§ **Work to do**:
Answer these questions about the Ryzen sample passage below:
(a) What two areas do the A0 stepping's IPC-inhibiting bugs relate to?
(b) Above what data rate does the sample's memory controller become unstable?
(c) At what frequency will stock clocks for production Summit Ridge SKUs start?

The A0 stepping contains two IPC-inhibiting bugs; one relating to the micro-ops cache, and one relating to the SMT implementation.
Despite these present bugs, the features were enabled. Evidently, this is going to hinder performance by an unknown percentage.
The AM4 platform currently has issues detecting SSDs and also failed to detect an NVIDIA GeForce GTX 1080.
The Ryzen sample's memory controller suffers from instabilities with system memory at data rates above DDR4-2400, despite the fact that this specific sample supported DDR4-2666.
I'd probably read the article before quoting it if I was you ;
AMD has already publicly revealed, as of the New Horizon live event, that stock clock frequencies for production silicon Summit Ridge SKUs, will start at 3.40 GHz. That represents a 7.9% increase over the sample used here to gather the results. Zen's memory controller will also be capable of detecting DDR4-3200 modules, which will give the final product 33% more memory bandwidth than the sample here could take advantage of.

Element box annotations
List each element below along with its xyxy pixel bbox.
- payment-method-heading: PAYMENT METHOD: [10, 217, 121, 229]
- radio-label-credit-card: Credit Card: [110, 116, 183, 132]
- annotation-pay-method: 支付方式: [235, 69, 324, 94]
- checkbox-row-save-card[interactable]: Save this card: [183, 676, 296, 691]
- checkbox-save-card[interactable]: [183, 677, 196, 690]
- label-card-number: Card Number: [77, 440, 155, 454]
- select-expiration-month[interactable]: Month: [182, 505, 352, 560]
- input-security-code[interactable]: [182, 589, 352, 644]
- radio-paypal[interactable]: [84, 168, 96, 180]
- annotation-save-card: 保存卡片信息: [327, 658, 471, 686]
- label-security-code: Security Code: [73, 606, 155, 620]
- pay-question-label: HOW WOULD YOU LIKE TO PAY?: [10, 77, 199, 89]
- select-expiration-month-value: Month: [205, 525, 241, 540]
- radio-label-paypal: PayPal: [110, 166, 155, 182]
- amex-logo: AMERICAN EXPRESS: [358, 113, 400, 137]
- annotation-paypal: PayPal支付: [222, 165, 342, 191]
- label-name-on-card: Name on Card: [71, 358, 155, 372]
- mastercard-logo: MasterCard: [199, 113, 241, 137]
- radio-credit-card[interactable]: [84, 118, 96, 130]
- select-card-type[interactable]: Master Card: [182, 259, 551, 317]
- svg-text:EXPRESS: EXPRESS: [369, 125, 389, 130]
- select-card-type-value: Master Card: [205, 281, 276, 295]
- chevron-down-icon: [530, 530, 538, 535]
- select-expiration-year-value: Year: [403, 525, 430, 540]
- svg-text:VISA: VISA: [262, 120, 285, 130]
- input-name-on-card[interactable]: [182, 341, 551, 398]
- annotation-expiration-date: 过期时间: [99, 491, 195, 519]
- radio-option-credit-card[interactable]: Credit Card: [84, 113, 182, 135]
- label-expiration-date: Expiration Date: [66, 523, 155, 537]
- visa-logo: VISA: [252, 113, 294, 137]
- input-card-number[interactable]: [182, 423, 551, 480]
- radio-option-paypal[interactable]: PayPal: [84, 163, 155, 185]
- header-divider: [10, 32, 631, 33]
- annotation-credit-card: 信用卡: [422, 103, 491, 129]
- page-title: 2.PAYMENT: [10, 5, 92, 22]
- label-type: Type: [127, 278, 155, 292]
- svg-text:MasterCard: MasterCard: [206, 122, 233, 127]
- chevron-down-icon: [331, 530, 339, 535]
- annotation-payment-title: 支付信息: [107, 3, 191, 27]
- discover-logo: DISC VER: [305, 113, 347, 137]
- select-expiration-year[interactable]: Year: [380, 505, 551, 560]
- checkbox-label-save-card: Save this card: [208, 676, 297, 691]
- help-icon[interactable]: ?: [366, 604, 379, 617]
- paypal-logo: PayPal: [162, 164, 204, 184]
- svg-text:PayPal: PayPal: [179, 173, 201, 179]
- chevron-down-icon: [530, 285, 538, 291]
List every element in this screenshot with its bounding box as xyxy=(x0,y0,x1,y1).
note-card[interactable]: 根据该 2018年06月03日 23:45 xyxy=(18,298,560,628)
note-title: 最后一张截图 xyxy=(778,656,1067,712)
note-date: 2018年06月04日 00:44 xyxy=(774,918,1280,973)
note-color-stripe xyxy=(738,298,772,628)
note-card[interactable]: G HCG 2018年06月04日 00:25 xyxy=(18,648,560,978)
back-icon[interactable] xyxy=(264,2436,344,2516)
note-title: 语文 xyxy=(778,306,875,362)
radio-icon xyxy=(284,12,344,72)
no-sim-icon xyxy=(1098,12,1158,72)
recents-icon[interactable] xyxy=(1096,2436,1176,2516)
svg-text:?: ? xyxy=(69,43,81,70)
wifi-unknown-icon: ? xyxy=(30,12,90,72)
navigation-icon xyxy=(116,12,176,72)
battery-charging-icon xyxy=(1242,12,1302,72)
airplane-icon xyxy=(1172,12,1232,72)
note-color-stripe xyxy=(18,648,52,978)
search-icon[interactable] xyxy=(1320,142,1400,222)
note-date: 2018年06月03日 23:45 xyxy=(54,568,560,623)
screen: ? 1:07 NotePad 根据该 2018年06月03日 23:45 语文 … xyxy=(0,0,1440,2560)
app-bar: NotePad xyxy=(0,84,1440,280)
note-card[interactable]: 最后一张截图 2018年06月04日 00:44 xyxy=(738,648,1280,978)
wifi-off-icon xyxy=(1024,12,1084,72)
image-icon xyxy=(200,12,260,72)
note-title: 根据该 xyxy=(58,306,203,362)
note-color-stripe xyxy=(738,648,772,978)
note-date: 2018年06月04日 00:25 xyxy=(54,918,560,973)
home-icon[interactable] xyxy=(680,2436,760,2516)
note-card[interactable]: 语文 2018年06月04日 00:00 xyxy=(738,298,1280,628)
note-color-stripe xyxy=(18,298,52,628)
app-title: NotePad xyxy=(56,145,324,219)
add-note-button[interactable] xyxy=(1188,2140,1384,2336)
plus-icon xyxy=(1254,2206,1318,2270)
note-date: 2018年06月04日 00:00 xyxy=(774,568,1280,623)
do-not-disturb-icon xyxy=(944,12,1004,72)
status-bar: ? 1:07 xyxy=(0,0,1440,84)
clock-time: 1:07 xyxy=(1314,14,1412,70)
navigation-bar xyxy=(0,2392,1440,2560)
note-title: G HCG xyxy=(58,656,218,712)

§ **Response to this task**:
(a) The micro-ops cache and the SMT implementation.
(b) DDR4-2400.
(c) 3.40 GHz.